— Start of EXTRACTED MATERIAL —
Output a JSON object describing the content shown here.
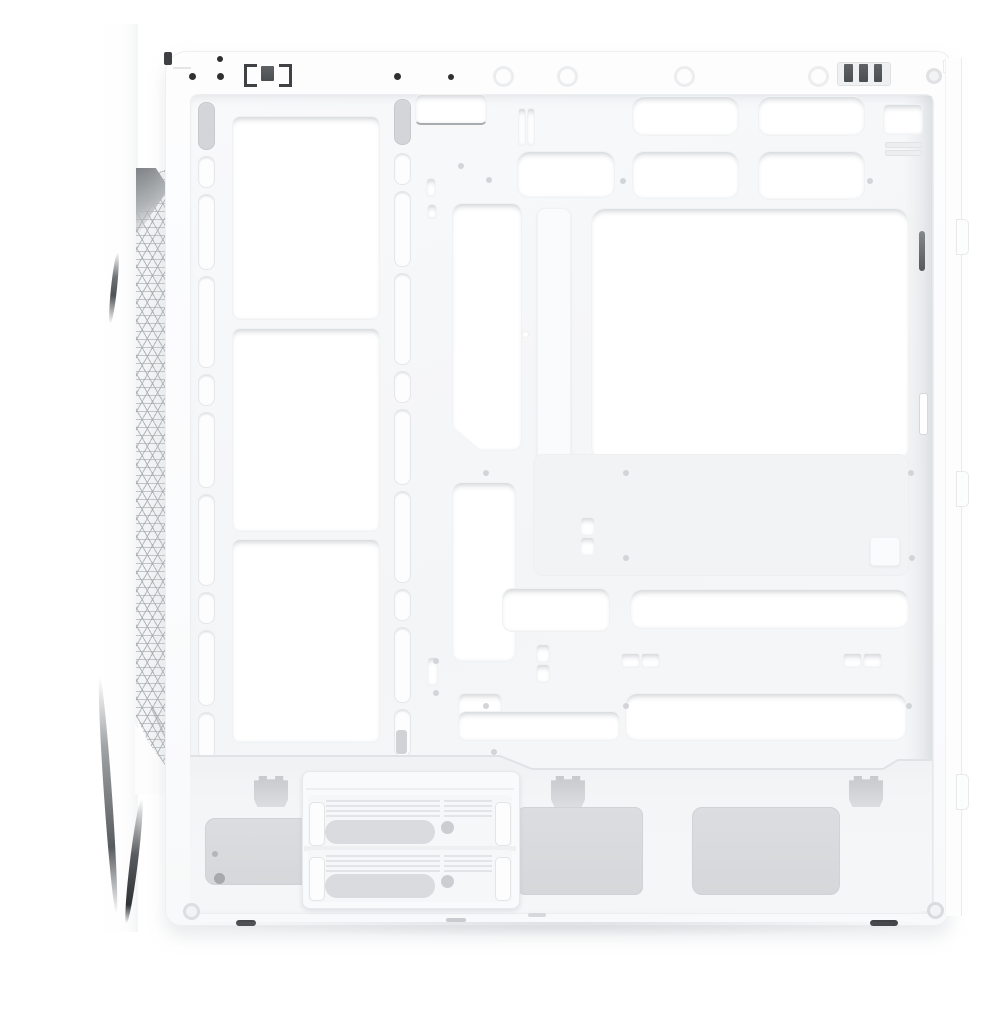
{
  "meta": {
    "subject": "White mid-tower PC case interior, side view with side panel removed",
    "caption": "Empty white ATX chassis: front mesh vent strip on the left, triple fan/radiator mounting bracket, motherboard tray with CPU cooler cutout and cable grommets, PSU shroud with a 2.5-inch drive cage at the bottom",
    "background": "#ffffff"
  },
  "palette": {
    "chassis_white": "#fcfdfd",
    "interior_tint": "#f5f6f8",
    "cutout_white": "#ffffff",
    "recess_gray": "#f2f3f5",
    "vent_panel_gray": "#d8dadd",
    "mesh_line_gray": "#aaadb1",
    "hardware_dark": "#2e3032",
    "slot_dark": "#6a6d70"
  },
  "parts": {
    "front_panel": {
      "name": "front-panel-edge",
      "vent": "triangular perforated mesh strip",
      "mesh_clip_tabs": 4
    },
    "top_rail": {
      "screw_holes": 5,
      "washer_marks": 4,
      "latches": 2,
      "corner_screws": 1
    },
    "fan_bracket": {
      "name": "front fan / radiator mounting bracket",
      "fan_openings": 3,
      "slotted_rails": 2,
      "slots_per_rail": 10
    },
    "motherboard_tray": {
      "cpu_cooler_cutout": 1,
      "top_cable_grommets": 2,
      "mid_cable_grommets": 3,
      "side_cable_cutouts": 2,
      "lower_cable_bar": 1,
      "bottom_cable_grommets": 2,
      "cable_tie_slots": 6,
      "standoff_screw_holes": 15
    },
    "rear_frame": {
      "dark_slot": 1,
      "light_slot": 1,
      "vent_slits": 2,
      "small_cutout": 1,
      "edge_tabs": 3
    },
    "psu_shroud": {
      "name": "power supply chamber",
      "vent_panels": 3,
      "accessory_hook_cutouts": 3
    },
    "drive_cage": {
      "name": "2.5-inch SSD tray cage",
      "trays": 2,
      "thumb_holes": 2
    },
    "base": {
      "corner_screws": 2,
      "foot_marks": 2
    }
  }
}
— End of EXTRACTED MATERIAL —
WRITTEN EXERCISE => Strip out the pictures and quote the remaining data word for word.

SOLUTION FOR THIS PROBLEM =>
Output a JSON object describing the content shown here.
{
  "meta": {
    "subject": "White mid-tower PC case interior, side view with side panel removed",
    "caption": "Empty white ATX chassis: front mesh vent strip on the left, triple fan/radiator mounting bracket, motherboard tray with CPU cooler cutout and cable grommets, PSU shroud with a 2.5-inch drive cage at the bottom",
    "background": "#ffffff"
  },
  "palette": {
    "chassis_white": "#fcfdfd",
    "interior_tint": "#f5f6f8",
    "cutout_white": "#ffffff",
    "recess_gray": "#f2f3f5",
    "vent_panel_gray": "#d8dadd",
    "mesh_line_gray": "#aaadb1",
    "hardware_dark": "#2e3032",
    "slot_dark": "#6a6d70"
  },
  "parts": {
    "front_panel": {
      "name": "front-panel-edge",
      "vent": "triangular perforated mesh strip",
      "mesh_clip_tabs": 4
    },
    "top_rail": {
      "screw_holes": 5,
      "washer_marks": 4,
      "latches": 2,
      "corner_screws": 1
    },
    "fan_bracket": {
      "name": "front fan / radiator mounting bracket",
      "fan_openings": 3,
      "slotted_rails": 2,
      "slots_per_rail": 10
    },
    "motherboard_tray": {
      "cpu_cooler_cutout": 1,
      "top_cable_grommets": 2,
      "mid_cable_grommets": 3,
      "side_cable_cutouts": 2,
      "lower_cable_bar": 1,
      "bottom_cable_grommets": 2,
      "cable_tie_slots": 6,
      "standoff_screw_holes": 15
    },
    "rear_frame": {
      "dark_slot": 1,
      "light_slot": 1,
      "vent_slits": 2,
      "small_cutout": 1,
      "edge_tabs": 3
    },
    "psu_shroud": {
      "name": "power supply chamber",
      "vent_panels": 3,
      "accessory_hook_cutouts": 3
    },
    "drive_cage": {
      "name": "2.5-inch SSD tray cage",
      "trays": 2,
      "thumb_holes": 2
    },
    "base": {
      "corner_screws": 2,
      "foot_marks": 2
    }
  }
}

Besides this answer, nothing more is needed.